GIVEN EXERCISE: Below is a block of records; repeat each one exactly.

(Saved data entries)
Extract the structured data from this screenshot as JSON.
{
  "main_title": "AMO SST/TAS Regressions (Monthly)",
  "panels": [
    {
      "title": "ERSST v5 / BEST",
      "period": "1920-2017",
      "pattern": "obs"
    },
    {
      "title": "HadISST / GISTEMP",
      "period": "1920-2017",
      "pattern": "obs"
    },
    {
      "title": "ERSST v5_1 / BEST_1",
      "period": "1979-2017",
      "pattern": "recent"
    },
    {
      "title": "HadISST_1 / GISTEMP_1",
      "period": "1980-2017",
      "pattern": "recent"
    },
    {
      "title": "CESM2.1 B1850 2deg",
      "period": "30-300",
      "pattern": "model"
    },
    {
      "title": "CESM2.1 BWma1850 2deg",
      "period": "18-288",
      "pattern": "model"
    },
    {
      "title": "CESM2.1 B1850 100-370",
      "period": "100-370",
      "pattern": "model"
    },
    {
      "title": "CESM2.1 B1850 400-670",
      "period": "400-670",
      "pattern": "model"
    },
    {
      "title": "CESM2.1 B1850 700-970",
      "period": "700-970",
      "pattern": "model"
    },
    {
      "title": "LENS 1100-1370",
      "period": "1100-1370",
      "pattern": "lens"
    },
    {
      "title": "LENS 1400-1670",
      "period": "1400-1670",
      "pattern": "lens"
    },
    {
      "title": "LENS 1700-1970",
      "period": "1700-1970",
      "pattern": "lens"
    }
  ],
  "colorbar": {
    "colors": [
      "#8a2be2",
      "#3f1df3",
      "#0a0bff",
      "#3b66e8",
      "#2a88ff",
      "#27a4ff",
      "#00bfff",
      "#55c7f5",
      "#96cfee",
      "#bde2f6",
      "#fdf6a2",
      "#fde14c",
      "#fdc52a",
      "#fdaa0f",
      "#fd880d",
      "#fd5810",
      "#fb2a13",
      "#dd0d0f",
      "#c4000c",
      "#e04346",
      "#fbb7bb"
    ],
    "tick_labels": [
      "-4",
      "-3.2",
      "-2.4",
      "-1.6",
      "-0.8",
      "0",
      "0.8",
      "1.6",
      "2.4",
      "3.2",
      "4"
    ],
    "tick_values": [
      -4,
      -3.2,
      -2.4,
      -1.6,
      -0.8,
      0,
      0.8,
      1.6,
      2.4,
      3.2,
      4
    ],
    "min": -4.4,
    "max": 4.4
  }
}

THE SOLUTION:
Extract the structured data from this screenshot as JSON.
{
  "main_title": "AMO SST/TAS Regressions (Monthly)",
  "panels": [
    {
      "title": "ERSST v5 / BEST",
      "period": "1920-2017",
      "pattern": "obs"
    },
    {
      "title": "HadISST / GISTEMP",
      "period": "1920-2017",
      "pattern": "obs"
    },
    {
      "title": "ERSST v5_1 / BEST_1",
      "period": "1979-2017",
      "pattern": "recent"
    },
    {
      "title": "HadISST_1 / GISTEMP_1",
      "period": "1980-2017",
      "pattern": "recent"
    },
    {
      "title": "CESM2.1 B1850 2deg",
      "period": "30-300",
      "pattern": "model"
    },
    {
      "title": "CESM2.1 BWma1850 2deg",
      "period": "18-288",
      "pattern": "model"
    },
    {
      "title": "CESM2.1 B1850 100-370",
      "period": "100-370",
      "pattern": "model"
    },
    {
      "title": "CESM2.1 B1850 400-670",
      "period": "400-670",
      "pattern": "model"
    },
    {
      "title": "CESM2.1 B1850 700-970",
      "period": "700-970",
      "pattern": "model"
    },
    {
      "title": "LENS 1100-1370",
      "period": "1100-1370",
      "pattern": "lens"
    },
    {
      "title": "LENS 1400-1670",
      "period": "1400-1670",
      "pattern": "lens"
    },
    {
      "title": "LENS 1700-1970",
      "period": "1700-1970",
      "pattern": "lens"
    }
  ],
  "colorbar": {
    "colors": [
      "#8a2be2",
      "#3f1df3",
      "#0a0bff",
      "#3b66e8",
      "#2a88ff",
      "#27a4ff",
      "#00bfff",
      "#55c7f5",
      "#96cfee",
      "#bde2f6",
      "#fdf6a2",
      "#fde14c",
      "#fdc52a",
      "#fdaa0f",
      "#fd880d",
      "#fd5810",
      "#fb2a13",
      "#dd0d0f",
      "#c4000c",
      "#e04346",
      "#fbb7bb"
    ],
    "tick_labels": [
      "-4",
      "-3.2",
      "-2.4",
      "-1.6",
      "-0.8",
      "0",
      "0.8",
      "1.6",
      "2.4",
      "3.2",
      "4"
    ],
    "tick_values": [
      -4,
      -3.2,
      -2.4,
      -1.6,
      -0.8,
      0,
      0.8,
      1.6,
      2.4,
      3.2,
      4
    ],
    "min": -4.4,
    "max": 4.4
  }
}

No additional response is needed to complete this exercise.